OBJECTIVE -> Would you write out the entries below, every one of them, exactly?

[Saved data entries]
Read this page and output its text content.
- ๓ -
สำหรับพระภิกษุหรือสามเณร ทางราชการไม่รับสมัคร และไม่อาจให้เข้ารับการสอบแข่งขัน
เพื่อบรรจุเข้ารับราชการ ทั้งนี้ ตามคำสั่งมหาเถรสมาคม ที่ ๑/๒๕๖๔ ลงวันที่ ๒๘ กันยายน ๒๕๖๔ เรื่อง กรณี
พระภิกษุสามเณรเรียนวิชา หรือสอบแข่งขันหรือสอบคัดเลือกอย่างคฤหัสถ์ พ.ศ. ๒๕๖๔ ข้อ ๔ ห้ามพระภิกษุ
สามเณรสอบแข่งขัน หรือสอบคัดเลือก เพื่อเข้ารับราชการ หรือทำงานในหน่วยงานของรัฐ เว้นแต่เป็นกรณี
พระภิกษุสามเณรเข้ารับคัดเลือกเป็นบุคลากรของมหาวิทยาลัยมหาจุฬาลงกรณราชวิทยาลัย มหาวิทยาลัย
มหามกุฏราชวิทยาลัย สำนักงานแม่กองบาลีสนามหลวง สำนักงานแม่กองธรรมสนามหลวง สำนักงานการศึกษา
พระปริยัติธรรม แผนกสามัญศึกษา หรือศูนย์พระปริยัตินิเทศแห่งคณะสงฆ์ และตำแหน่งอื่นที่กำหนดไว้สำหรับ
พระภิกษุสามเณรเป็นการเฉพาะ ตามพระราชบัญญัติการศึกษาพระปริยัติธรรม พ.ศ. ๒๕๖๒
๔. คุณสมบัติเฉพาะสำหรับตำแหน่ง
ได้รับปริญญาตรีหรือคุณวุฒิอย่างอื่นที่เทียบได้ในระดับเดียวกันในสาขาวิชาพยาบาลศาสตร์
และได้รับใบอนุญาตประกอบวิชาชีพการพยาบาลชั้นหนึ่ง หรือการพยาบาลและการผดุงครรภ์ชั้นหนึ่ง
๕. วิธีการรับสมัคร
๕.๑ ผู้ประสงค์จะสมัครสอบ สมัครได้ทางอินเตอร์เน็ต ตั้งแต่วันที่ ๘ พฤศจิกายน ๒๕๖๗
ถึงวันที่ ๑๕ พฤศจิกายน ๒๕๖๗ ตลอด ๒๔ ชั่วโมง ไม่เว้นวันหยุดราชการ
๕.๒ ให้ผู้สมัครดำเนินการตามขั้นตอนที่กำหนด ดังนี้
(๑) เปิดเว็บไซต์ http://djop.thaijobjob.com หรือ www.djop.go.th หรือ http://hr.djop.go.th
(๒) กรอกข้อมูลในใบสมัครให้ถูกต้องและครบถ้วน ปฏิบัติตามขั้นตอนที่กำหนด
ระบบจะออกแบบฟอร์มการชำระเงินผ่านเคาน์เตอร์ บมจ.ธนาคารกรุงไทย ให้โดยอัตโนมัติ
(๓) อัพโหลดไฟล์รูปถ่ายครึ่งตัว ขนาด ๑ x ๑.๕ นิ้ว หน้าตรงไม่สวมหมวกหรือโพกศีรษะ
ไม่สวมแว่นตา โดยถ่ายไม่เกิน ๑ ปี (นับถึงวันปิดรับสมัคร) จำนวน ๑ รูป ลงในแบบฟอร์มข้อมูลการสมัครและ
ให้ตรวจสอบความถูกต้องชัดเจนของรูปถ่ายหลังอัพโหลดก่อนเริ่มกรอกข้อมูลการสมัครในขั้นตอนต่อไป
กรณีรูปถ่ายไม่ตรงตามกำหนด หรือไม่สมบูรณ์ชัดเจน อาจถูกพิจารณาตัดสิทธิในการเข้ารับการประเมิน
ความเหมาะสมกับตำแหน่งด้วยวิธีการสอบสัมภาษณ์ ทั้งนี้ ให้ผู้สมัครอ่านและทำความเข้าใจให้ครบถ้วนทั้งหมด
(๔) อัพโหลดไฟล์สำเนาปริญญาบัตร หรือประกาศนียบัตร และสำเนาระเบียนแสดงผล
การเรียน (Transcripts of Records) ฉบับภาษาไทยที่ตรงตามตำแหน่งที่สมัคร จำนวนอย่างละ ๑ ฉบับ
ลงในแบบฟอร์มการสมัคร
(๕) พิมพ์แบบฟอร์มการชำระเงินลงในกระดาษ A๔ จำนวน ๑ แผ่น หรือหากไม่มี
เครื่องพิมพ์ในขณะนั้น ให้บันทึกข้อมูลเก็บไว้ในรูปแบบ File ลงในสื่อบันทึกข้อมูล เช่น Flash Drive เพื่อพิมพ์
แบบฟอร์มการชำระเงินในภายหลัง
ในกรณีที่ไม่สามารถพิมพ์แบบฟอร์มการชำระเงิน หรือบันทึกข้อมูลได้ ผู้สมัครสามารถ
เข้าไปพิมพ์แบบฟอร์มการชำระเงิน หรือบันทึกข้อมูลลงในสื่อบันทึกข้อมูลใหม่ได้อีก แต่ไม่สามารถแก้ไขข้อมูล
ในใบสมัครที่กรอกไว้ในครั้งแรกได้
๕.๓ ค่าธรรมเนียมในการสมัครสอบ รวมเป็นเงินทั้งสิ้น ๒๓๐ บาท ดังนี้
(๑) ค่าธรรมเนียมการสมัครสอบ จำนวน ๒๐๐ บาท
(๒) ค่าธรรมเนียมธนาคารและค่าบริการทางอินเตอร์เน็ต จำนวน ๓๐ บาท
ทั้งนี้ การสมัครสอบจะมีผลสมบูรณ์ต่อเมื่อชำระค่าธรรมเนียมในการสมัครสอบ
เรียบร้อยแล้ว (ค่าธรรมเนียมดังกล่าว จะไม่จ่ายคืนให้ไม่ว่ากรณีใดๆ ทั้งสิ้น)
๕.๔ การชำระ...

RESULT BELOW ->
Read this page and output its text content.
- ๓ -
สำหรับพระภิกษุหรือสามเณร ทางราชการไม่รับสมัคร และไม่อาจให้เข้ารับการสอบแข่งขัน
เพื่อบรรจุเข้ารับราชการ ทั้งนี้ ตามคำสั่งมหาเถรสมาคม ที่ ๑/๒๕๖๔ ลงวันที่ ๒๘ กันยายน ๒๕๖๔ เรื่อง กรณี
พระภิกษุสามเณรเรียนวิชา หรือสอบแข่งขันหรือสอบคัดเลือกอย่างคฤหัสถ์ พ.ศ. ๒๕๖๔ ข้อ ๔ ห้ามพระภิกษุ
สามเณรสอบแข่งขัน หรือสอบคัดเลือก เพื่อเข้ารับราชการ หรือทำงานในหน่วยงานของรัฐ เว้นแต่เป็นกรณี
พระภิกษุสามเณรเข้ารับคัดเลือกเป็นบุคลากรของมหาวิทยาลัยมหาจุฬาลงกรณราชวิทยาลัย มหาวิทยาลัย
มหามกุฏราชวิทยาลัย สำนักงานแม่กองบาลีสนามหลวง สำนักงานแม่กองธรรมสนามหลวง สำนักงานการศึกษา
พระปริยัติธรรม แผนกสามัญศึกษา หรือศูนย์พระปริยัตินิเทศแห่งคณะสงฆ์ และตำแหน่งอื่นที่กำหนดไว้สำหรับ
พระภิกษุสามเณรเป็นการเฉพาะ ตามพระราชบัญญัติการศึกษาพระปริยัติธรรม พ.ศ. ๒๕๖๒
๔. คุณสมบัติเฉพาะสำหรับตำแหน่ง
ได้รับปริญญาตรีหรือคุณวุฒิอย่างอื่นที่เทียบได้ในระดับเดียวกันในสาขาวิชาพยาบาลศาสตร์
และได้รับใบอนุญาตประกอบวิชาชีพการพยาบาลชั้นหนึ่ง หรือการพยาบาลและการผดุงครรภ์ชั้นหนึ่ง
๕. วิธีการรับสมัคร
๕.๑ ผู้ประสงค์จะสมัครสอบ สมัครได้ทางอินเตอร์เน็ต ตั้งแต่วันที่ ๘ พฤศจิกายน ๒๕๖๗
ถึงวันที่ ๑๕ พฤศจิกายน ๒๕๖๗ ตลอด ๒๔ ชั่วโมง ไม่เว้นวันหยุดราชการ
๕.๒ ให้ผู้สมัครดำเนินการตามขั้นตอนที่กำหนด ดังนี้
(๑) เปิดเว็บไซต์ http://djop.thaijobjob.com หรือ www.djop.go.th หรือ http://hr.djop.go.th
(๒) กรอกข้อมูลในใบสมัครให้ถูกต้องและครบถ้วน ปฏิบัติตามขั้นตอนที่กำหนด
ระบบจะออกแบบฟอร์มการชำระเงินผ่านเคาน์เตอร์ บมจ.ธนาคารกรุงไทย ให้โดยอัตโนมัติ
(๓) อัพโหลดไฟล์รูปถ่ายครึ่งตัว ขนาด ๑ x ๑.๕ นิ้ว หน้าตรงไม่สวมหมวกหรือโพกศีรษะ
ไม่สวมแว่นตา โดยถ่ายไม่เกิน ๑ ปี (นับถึงวันปิดรับสมัคร) จำนวน ๑ รูป ลงในแบบฟอร์มข้อมูลการสมัครและ
ให้ตรวจสอบความถูกต้องชัดเจนของรูปถ่ายหลังอัพโหลดก่อนเริ่มกรอกข้อมูลการสมัครในขั้นตอนต่อไป
กรณีรูปถ่ายไม่ตรงตามกำหนด หรือไม่สมบูรณ์ชัดเจน อาจถูกพิจารณาตัดสิทธิในการเข้ารับการประเมิน
ความเหมาะสมกับตำแหน่งด้วยวิธีการสอบสัมภาษณ์ ทั้งนี้ ให้ผู้สมัครอ่านและทำความเข้าใจให้ครบถ้วนทั้งหมด
(๔) อัพโหลดไฟล์สำเนาปริญญาบัตร หรือประกาศนียบัตร และสำเนาระเบียนแสดงผล
การเรียน (Transcripts of Records) ฉบับภาษาไทยที่ตรงตามตำแหน่งที่สมัคร จำนวนอย่างละ ๑ ฉบับ
ลงในแบบฟอร์มการสมัคร
(๕) พิมพ์แบบฟอร์มการชำระเงินลงในกระดาษ A๔ จำนวน ๑ แผ่น หรือหากไม่มี
เครื่องพิมพ์ในขณะนั้น ให้บันทึกข้อมูลเก็บไว้ในรูปแบบ File ลงในสื่อบันทึกข้อมูล เช่น Flash Drive เพื่อพิมพ์
แบบฟอร์มการชำระเงินในภายหลัง
ในกรณีที่ไม่สามารถพิมพ์แบบฟอร์มการชำระเงิน หรือบันทึกข้อมูลได้ ผู้สมัครสามารถ
เข้าไปพิมพ์แบบฟอร์มการชำระเงิน หรือบันทึกข้อมูลลงในสื่อบันทึกข้อมูลใหม่ได้อีก แต่ไม่สามารถแก้ไขข้อมูล
ในใบสมัครที่กรอกไว้ในครั้งแรกได้
๕.๓ ค่าธรรมเนียมในการสมัครสอบ รวมเป็นเงินทั้งสิ้น ๒๓๐ บาท ดังนี้
(๑) ค่าธรรมเนียมการสมัครสอบ จำนวน ๒๐๐ บาท
(๒) ค่าธรรมเนียมธนาคารและค่าบริการทางอินเตอร์เน็ต จำนวน ๓๐ บาท
ทั้งนี้ การสมัครสอบจะมีผลสมบูรณ์ต่อเมื่อชำระค่าธรรมเนียมในการสมัครสอบ
เรียบร้อยแล้ว (ค่าธรรมเนียมดังกล่าว จะไม่จ่ายคืนให้ไม่ว่ากรณีใดๆ ทั้งสิ้น)
๕.๔ การชำระ...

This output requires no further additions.